• Written problem:
Extract every line below that contains the word "this".

____________

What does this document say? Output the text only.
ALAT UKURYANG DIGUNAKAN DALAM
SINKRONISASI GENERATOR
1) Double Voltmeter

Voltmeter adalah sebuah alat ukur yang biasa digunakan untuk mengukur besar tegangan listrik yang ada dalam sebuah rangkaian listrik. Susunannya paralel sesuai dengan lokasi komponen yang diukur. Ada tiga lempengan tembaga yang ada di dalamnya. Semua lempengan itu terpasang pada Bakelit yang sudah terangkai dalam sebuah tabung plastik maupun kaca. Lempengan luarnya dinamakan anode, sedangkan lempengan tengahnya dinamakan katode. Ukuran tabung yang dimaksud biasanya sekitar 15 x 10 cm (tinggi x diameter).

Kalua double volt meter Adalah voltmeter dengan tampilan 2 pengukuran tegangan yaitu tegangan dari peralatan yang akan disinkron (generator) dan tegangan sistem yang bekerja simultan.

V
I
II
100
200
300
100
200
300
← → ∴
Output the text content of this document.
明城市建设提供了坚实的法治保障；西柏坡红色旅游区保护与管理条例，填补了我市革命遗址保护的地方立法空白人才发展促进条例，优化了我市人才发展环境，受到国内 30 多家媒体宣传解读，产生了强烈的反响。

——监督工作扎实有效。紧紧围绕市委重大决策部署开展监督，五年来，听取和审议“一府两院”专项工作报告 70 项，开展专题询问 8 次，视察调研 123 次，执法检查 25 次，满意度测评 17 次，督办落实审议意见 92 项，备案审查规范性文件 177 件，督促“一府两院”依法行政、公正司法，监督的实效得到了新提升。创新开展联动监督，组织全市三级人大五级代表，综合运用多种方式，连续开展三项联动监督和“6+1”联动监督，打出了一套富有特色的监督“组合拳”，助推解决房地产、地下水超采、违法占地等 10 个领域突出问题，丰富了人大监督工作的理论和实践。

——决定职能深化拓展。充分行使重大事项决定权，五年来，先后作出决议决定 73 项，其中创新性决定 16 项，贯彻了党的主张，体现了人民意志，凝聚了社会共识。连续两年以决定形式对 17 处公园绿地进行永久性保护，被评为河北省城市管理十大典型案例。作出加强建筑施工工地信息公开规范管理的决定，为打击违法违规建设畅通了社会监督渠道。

____________

• Worked answer:
What does this document say? Output the text only.
Output the text content of this document.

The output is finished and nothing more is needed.